Written task:
Records follow. Select each line holding "name".

Records for processing:
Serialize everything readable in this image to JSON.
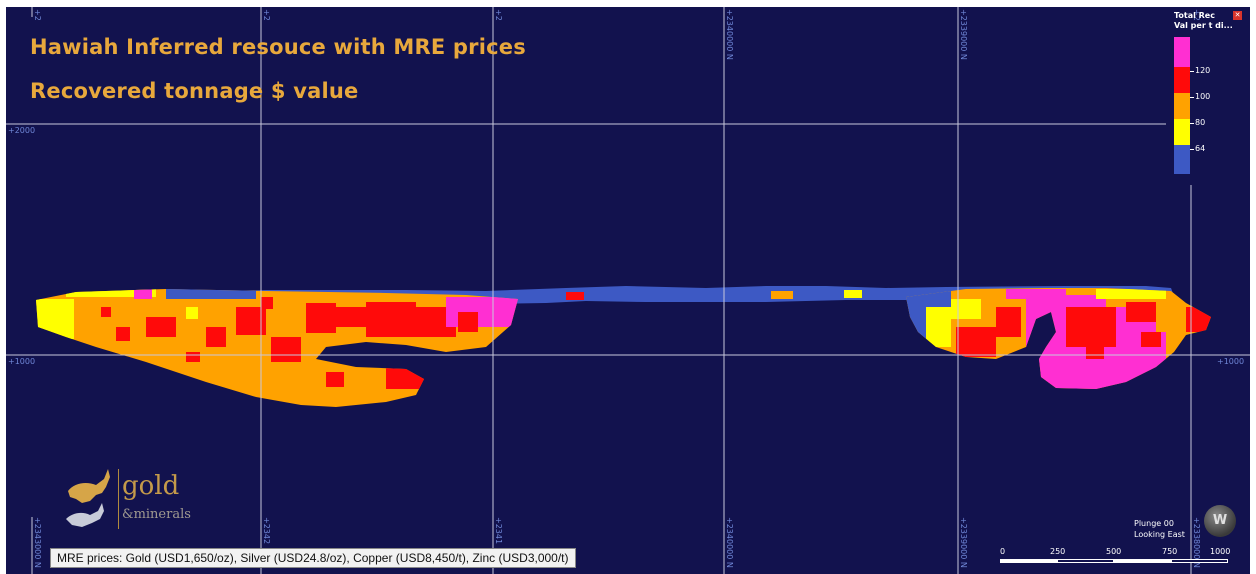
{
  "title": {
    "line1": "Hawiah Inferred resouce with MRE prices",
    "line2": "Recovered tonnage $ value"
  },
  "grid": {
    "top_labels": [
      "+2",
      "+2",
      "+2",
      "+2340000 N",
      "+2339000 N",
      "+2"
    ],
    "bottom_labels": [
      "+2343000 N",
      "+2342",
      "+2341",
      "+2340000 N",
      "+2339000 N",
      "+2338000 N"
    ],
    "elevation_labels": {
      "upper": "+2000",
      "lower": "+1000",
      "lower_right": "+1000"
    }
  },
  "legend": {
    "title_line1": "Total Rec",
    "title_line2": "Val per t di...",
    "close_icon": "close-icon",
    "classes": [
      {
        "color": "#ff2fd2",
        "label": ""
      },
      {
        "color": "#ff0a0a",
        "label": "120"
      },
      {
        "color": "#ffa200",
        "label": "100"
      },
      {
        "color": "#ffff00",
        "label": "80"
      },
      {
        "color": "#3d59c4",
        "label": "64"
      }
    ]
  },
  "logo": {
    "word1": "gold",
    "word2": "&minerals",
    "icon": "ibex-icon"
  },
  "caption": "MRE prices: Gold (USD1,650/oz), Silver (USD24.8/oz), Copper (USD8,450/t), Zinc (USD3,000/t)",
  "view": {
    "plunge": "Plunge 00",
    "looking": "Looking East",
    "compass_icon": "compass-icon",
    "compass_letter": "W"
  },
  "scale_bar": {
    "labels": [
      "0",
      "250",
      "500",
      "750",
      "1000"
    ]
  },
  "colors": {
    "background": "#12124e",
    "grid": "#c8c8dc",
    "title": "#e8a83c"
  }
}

...

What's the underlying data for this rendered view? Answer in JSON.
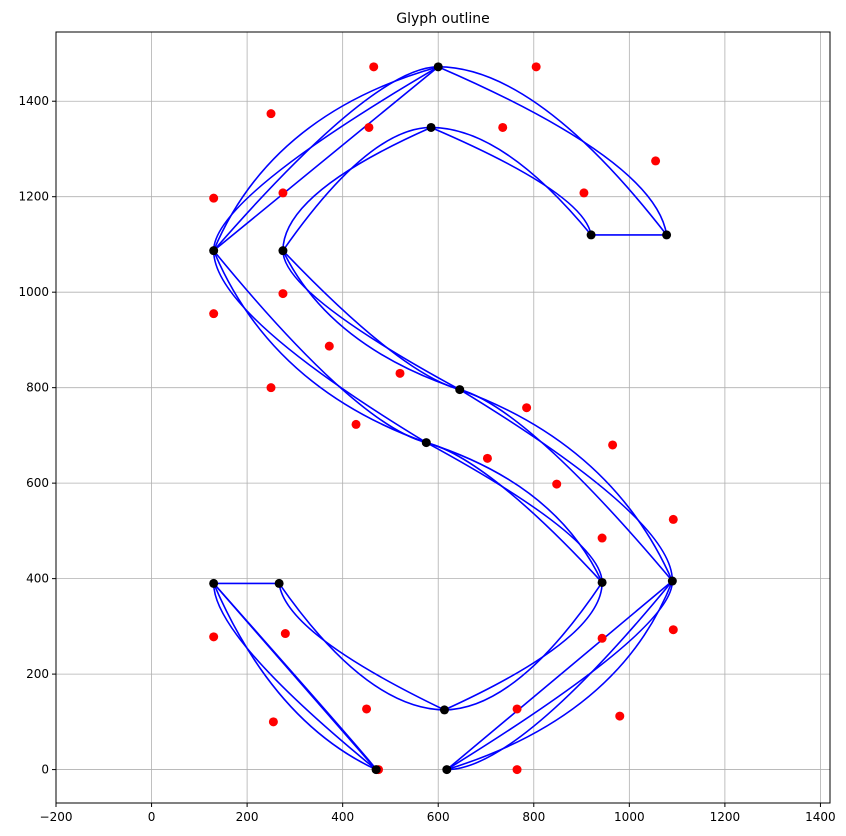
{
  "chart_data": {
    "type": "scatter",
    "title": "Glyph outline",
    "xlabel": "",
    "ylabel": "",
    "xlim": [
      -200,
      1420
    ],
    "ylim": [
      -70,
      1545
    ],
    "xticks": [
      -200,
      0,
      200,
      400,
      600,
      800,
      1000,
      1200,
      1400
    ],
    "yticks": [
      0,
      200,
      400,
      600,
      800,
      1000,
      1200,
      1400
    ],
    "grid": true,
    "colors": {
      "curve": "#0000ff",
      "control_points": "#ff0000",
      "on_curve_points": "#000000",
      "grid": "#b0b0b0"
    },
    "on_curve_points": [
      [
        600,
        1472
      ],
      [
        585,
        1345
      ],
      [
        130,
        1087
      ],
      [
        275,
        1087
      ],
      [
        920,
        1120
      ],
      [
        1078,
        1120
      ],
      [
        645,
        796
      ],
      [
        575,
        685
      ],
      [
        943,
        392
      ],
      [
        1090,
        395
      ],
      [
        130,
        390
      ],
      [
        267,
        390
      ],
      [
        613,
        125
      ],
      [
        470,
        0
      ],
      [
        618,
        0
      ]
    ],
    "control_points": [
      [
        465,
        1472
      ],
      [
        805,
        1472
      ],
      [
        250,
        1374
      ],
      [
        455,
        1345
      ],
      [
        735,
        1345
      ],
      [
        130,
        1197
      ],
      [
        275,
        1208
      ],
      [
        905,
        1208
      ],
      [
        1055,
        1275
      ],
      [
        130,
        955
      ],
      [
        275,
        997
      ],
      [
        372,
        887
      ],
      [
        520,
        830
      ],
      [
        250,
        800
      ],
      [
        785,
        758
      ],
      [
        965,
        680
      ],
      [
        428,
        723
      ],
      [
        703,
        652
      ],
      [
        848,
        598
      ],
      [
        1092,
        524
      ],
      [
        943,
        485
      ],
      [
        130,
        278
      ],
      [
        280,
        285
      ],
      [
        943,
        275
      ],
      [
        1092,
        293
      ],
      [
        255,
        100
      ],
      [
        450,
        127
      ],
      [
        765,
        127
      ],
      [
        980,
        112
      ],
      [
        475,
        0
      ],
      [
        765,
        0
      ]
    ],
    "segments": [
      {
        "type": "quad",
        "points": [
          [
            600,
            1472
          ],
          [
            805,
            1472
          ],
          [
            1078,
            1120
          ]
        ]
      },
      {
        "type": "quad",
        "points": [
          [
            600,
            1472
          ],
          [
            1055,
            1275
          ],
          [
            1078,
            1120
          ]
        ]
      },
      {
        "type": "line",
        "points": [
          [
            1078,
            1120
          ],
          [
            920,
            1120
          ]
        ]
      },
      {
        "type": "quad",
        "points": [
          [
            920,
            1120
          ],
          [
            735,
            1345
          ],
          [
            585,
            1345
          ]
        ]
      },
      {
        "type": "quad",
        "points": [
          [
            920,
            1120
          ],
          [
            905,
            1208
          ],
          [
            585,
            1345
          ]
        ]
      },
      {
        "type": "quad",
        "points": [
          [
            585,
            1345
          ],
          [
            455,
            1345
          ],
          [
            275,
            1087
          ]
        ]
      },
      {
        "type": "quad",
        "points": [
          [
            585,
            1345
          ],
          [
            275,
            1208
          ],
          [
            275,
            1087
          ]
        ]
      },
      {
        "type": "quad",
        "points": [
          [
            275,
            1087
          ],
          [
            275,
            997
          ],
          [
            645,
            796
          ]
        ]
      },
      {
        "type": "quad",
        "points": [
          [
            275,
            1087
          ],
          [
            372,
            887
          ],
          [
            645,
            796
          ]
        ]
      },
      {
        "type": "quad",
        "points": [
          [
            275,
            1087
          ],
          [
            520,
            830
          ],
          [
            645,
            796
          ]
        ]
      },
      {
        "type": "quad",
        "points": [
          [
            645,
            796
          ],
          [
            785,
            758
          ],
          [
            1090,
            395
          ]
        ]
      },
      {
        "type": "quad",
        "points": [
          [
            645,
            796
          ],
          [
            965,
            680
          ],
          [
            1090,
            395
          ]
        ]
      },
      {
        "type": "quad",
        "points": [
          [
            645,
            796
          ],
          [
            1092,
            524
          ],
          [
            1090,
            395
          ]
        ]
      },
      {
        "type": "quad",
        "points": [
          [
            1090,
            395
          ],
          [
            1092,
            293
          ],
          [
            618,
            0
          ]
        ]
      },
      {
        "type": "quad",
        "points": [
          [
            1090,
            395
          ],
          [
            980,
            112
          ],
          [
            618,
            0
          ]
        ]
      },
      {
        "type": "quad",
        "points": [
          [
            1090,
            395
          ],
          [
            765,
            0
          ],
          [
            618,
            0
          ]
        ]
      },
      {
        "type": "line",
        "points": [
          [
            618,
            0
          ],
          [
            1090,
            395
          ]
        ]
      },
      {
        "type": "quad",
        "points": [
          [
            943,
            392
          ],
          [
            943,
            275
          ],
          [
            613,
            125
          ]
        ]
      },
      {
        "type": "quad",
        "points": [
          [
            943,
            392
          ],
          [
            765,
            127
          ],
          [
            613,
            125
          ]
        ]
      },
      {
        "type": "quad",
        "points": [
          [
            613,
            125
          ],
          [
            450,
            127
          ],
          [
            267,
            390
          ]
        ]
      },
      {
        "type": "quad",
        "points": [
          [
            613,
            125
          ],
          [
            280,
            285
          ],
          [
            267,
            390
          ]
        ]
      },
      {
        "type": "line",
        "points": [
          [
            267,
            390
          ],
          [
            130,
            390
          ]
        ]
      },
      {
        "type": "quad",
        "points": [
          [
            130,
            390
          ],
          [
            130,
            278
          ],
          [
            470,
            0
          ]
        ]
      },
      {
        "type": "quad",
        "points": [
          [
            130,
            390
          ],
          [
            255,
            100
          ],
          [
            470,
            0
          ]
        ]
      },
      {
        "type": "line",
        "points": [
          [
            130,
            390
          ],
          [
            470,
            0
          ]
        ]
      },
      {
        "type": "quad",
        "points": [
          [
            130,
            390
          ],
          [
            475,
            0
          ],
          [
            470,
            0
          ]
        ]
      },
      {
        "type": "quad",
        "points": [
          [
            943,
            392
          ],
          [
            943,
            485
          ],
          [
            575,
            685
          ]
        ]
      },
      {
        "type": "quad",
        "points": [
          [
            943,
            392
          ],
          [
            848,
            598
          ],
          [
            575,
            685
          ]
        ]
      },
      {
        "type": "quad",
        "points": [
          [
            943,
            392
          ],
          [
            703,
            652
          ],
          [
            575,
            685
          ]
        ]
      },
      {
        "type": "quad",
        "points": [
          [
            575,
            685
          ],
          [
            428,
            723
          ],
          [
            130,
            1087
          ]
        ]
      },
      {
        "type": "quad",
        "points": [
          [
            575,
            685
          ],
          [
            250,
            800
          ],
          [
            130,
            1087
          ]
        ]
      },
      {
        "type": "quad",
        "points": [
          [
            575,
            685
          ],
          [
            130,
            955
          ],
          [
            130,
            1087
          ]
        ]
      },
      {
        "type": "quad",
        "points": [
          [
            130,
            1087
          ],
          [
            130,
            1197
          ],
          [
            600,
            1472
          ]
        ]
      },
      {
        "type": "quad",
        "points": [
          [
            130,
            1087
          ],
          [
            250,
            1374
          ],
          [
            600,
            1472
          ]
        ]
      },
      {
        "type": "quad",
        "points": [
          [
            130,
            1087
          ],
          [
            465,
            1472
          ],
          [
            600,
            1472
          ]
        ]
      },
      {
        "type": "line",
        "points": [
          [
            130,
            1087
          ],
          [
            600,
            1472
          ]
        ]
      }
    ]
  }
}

---

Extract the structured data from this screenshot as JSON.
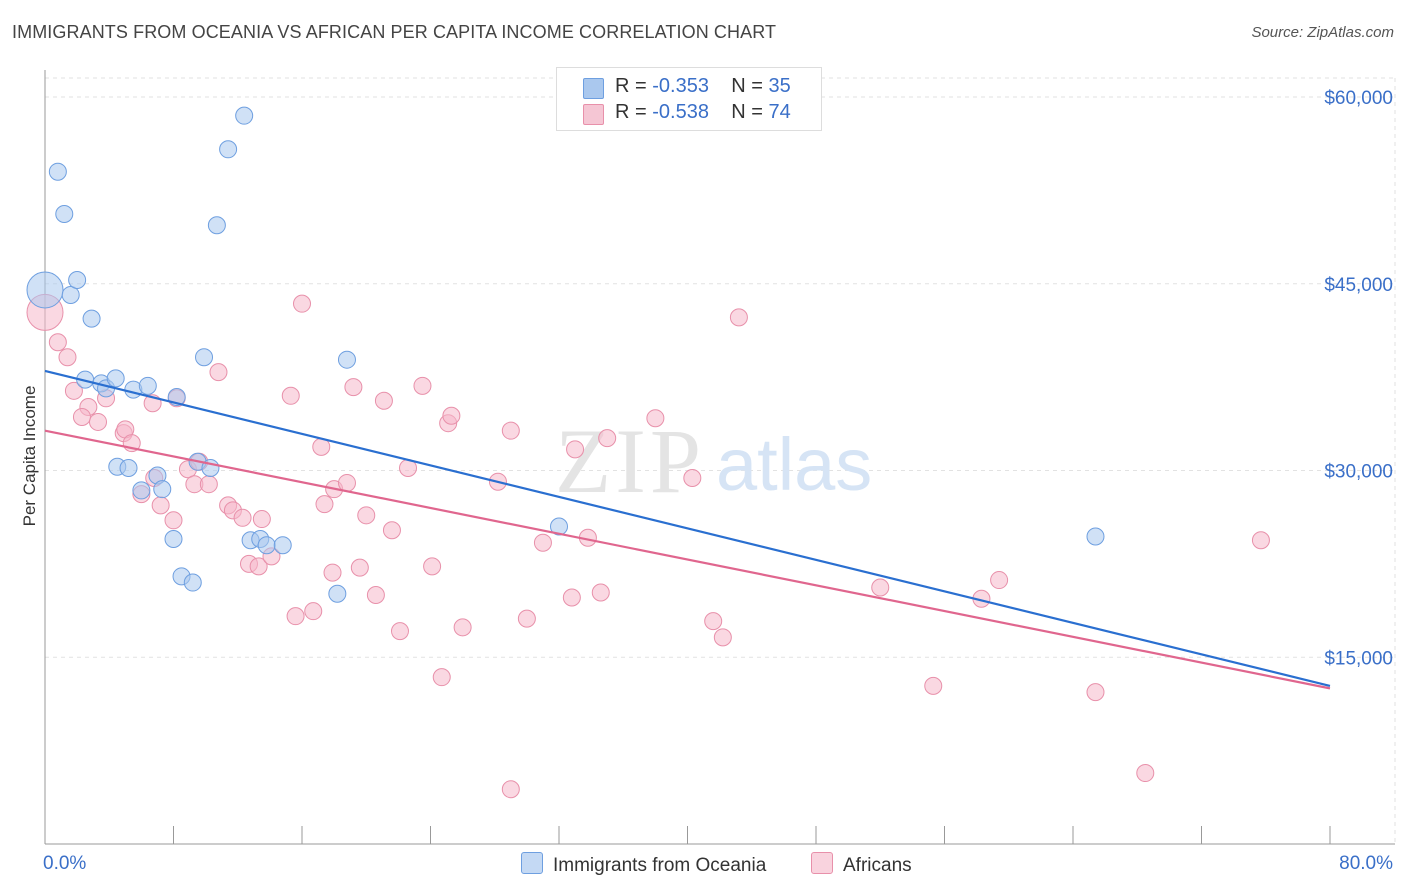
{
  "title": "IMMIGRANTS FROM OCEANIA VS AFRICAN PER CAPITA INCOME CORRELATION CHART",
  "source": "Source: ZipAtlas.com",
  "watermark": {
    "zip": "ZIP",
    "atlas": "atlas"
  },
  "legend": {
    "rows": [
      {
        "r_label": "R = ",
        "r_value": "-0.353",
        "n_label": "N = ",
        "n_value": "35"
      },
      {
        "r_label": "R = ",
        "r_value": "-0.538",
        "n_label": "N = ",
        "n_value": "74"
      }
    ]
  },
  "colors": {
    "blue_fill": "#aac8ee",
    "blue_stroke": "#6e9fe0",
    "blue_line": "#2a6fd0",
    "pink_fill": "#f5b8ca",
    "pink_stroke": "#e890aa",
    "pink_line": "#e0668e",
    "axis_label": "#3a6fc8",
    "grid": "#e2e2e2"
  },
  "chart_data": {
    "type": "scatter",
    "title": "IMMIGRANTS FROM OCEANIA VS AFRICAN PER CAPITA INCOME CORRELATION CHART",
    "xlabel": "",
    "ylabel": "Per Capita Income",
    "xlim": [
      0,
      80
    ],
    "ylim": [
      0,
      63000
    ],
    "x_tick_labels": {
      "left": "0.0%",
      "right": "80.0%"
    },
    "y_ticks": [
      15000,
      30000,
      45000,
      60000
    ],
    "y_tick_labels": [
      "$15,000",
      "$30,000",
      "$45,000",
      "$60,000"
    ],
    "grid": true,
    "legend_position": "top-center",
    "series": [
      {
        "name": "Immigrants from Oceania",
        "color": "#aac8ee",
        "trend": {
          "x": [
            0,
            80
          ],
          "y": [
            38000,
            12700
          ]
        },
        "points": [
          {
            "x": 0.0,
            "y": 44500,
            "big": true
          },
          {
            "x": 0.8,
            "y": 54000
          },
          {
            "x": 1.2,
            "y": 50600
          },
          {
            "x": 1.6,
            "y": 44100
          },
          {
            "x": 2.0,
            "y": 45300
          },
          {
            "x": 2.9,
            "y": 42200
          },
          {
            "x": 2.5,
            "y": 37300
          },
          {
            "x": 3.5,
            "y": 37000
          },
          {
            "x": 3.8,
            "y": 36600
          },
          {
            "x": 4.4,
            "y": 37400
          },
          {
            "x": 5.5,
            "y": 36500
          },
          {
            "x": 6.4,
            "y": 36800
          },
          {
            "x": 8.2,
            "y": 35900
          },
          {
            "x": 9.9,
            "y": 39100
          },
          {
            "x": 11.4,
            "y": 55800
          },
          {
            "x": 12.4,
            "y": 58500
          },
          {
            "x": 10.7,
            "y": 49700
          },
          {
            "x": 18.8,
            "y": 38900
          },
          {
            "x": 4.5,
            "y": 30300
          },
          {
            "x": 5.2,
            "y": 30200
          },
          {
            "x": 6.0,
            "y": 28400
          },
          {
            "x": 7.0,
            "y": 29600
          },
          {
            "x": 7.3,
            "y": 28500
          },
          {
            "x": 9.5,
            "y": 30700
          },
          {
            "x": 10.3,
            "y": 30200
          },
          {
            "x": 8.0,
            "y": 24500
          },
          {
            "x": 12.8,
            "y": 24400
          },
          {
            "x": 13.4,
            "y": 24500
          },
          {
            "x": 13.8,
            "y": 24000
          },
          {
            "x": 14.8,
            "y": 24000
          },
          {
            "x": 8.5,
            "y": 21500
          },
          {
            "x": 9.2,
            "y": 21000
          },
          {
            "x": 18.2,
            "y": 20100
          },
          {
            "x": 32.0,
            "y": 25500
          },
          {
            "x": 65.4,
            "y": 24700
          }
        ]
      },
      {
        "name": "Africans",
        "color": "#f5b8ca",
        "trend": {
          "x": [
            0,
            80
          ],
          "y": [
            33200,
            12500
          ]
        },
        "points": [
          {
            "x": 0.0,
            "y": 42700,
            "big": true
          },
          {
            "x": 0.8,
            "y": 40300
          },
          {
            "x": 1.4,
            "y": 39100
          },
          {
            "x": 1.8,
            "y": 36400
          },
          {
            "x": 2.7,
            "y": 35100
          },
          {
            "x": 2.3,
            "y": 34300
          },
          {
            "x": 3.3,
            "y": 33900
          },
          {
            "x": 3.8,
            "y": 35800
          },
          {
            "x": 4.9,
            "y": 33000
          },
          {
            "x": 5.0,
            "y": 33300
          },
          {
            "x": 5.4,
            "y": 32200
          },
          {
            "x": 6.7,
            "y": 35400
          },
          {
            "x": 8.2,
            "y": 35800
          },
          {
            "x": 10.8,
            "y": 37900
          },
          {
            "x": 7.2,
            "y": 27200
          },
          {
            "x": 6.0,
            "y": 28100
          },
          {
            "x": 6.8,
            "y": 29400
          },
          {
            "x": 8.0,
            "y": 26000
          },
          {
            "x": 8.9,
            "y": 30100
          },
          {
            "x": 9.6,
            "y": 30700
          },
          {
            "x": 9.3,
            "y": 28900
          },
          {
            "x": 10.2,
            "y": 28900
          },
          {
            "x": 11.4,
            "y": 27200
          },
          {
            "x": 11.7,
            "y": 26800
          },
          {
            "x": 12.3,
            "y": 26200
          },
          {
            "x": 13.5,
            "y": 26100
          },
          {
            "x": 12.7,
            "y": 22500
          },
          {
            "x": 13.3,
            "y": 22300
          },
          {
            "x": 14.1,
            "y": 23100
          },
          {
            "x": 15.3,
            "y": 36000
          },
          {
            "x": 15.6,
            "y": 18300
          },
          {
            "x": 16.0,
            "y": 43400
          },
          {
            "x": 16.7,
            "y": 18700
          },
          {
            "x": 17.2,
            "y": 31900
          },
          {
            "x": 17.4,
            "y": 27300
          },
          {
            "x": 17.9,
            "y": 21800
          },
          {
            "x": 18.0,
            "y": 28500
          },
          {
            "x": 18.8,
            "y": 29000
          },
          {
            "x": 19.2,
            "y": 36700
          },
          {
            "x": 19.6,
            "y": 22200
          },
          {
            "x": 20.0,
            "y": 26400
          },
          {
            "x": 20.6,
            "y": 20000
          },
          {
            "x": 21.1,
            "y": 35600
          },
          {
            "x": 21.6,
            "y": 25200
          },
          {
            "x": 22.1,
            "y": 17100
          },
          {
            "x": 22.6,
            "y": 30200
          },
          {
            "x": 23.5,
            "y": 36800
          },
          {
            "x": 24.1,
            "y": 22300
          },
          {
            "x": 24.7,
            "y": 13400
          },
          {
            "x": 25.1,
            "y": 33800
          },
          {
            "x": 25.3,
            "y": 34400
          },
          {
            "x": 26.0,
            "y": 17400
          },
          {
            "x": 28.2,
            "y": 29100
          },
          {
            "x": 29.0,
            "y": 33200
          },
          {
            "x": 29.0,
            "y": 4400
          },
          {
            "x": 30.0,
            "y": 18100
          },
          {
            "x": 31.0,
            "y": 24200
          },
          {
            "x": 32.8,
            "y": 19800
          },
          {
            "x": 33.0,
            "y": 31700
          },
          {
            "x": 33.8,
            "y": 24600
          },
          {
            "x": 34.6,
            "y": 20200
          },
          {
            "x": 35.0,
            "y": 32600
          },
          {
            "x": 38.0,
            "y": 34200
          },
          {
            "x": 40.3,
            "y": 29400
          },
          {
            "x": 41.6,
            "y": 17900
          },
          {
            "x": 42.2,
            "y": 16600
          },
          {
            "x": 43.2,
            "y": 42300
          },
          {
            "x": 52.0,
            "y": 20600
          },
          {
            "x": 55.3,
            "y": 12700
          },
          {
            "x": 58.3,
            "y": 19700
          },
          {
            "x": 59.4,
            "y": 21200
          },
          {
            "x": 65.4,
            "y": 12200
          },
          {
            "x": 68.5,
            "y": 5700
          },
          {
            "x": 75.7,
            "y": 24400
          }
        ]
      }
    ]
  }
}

Answer for the task:
        "name": "Immigrants from Oceania",
        "name": "Africans",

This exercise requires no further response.